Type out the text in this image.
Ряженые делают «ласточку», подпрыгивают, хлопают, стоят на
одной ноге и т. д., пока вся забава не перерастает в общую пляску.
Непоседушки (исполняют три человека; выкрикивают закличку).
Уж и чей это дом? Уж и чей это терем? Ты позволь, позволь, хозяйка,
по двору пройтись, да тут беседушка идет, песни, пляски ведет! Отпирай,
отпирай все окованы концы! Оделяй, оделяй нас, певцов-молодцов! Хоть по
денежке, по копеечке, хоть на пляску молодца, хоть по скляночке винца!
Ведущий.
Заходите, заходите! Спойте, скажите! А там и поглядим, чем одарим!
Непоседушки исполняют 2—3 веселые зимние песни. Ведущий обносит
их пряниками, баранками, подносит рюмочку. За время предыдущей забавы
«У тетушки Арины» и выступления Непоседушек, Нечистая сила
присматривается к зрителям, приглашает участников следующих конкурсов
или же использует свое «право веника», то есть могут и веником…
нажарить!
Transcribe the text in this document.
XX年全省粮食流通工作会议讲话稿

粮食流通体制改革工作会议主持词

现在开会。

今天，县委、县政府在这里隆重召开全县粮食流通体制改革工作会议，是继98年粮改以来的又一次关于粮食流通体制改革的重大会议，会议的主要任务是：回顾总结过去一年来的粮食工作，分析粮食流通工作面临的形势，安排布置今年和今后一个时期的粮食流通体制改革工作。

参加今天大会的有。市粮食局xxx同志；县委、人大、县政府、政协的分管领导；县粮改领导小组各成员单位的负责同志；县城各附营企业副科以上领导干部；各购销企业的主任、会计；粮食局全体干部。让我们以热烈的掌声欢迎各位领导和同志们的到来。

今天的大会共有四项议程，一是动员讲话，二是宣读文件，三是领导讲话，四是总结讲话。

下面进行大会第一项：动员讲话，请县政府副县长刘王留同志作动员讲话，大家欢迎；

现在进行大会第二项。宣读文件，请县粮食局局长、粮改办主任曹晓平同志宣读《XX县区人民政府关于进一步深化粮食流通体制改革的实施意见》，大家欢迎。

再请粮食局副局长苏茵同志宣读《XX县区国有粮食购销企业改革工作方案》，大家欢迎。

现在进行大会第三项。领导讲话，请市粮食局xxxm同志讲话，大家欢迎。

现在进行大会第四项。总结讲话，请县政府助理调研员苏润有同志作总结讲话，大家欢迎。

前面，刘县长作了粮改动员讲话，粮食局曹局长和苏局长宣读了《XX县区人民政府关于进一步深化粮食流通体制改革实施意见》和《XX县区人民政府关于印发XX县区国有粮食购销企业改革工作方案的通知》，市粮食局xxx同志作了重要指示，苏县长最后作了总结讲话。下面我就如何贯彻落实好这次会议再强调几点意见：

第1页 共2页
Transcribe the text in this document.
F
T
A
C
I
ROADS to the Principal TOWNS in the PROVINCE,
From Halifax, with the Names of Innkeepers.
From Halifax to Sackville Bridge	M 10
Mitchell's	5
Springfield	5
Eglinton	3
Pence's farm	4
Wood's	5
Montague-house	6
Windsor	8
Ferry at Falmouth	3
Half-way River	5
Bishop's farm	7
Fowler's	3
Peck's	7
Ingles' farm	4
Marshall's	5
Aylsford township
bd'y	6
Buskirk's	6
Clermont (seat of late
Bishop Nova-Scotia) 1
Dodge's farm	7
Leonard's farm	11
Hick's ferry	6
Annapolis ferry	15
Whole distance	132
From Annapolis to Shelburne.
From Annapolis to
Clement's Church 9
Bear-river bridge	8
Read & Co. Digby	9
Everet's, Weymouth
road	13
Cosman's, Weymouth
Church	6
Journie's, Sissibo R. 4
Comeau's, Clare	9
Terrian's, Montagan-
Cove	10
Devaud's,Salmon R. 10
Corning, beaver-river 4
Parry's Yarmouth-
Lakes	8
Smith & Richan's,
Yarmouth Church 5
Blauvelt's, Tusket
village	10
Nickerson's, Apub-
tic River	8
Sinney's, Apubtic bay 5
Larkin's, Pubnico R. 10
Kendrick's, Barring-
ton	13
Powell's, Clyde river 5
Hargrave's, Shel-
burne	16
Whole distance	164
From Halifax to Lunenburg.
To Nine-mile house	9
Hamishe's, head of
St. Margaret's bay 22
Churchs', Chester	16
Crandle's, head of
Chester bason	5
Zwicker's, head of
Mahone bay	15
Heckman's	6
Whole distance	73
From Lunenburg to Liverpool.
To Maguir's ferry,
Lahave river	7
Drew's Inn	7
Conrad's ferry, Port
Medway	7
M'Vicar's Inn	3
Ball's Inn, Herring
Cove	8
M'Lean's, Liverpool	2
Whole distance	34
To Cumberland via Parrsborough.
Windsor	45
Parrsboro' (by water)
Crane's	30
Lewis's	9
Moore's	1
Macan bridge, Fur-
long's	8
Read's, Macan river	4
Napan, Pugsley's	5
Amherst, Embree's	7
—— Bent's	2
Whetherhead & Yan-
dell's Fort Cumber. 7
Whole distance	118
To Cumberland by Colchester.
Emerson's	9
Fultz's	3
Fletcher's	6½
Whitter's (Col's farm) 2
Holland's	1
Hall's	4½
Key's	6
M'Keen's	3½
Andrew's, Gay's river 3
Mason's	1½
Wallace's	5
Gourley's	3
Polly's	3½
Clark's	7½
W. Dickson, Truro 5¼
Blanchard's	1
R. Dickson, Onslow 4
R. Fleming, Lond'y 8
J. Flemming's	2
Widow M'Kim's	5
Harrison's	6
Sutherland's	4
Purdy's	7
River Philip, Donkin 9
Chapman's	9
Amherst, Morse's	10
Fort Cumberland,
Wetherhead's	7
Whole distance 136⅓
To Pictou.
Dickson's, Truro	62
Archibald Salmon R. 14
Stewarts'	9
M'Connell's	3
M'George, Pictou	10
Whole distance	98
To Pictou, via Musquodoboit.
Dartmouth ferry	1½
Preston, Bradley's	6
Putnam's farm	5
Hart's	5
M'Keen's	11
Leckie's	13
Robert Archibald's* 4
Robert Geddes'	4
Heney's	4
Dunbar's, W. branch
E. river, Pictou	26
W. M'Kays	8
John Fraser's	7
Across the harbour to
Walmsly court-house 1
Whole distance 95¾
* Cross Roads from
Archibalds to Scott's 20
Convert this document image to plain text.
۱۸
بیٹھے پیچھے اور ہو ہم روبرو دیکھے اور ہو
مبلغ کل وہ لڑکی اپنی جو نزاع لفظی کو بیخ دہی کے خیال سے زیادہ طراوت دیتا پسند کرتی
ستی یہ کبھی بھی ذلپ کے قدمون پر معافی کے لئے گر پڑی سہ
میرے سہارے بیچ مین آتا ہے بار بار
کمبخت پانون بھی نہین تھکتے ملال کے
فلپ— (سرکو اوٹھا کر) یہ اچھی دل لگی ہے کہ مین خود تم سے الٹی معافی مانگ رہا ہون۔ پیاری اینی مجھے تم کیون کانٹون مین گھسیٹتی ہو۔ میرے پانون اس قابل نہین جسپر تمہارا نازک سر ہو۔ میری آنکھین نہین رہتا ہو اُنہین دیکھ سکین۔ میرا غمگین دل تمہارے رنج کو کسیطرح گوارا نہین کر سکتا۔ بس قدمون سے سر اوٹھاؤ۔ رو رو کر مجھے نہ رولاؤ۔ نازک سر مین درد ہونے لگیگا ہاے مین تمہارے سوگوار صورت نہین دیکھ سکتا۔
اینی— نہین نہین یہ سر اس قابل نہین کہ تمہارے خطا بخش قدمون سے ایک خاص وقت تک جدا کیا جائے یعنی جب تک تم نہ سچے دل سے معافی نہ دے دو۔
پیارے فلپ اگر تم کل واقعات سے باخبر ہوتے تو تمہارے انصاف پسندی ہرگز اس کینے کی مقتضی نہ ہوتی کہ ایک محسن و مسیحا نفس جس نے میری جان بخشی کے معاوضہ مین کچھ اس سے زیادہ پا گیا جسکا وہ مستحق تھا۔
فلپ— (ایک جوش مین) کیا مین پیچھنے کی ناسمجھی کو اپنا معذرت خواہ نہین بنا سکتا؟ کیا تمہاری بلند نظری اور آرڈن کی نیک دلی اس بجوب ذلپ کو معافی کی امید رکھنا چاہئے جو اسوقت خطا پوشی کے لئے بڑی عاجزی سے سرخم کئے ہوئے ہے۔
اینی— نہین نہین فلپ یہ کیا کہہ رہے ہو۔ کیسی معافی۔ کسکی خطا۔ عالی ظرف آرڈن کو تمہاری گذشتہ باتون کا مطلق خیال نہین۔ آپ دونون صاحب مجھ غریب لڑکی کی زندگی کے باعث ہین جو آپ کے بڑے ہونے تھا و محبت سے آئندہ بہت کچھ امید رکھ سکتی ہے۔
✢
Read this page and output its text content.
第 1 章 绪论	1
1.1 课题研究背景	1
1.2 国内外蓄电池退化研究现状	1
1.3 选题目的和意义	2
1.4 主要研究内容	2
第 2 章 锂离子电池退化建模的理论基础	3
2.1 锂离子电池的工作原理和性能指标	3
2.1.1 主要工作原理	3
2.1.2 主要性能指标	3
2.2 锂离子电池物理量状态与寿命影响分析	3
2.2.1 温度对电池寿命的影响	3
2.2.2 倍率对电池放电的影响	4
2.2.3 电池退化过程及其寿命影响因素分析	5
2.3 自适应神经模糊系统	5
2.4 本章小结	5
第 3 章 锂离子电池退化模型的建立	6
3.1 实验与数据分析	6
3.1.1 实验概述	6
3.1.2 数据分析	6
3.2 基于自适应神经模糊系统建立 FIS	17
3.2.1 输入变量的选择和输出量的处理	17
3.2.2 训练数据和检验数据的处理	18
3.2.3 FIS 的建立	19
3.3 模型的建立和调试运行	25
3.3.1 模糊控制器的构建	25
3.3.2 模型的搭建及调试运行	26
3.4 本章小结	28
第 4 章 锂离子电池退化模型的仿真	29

Task goal
Take every line from the data that contains the word "distance".

Solution for this problem
Whole distance	132
Whole distance	164
Whole distance	73
Whole distance	34
Whole distance	118
Whole distance 136⅓
Whole distance	98
Whole distance 95¾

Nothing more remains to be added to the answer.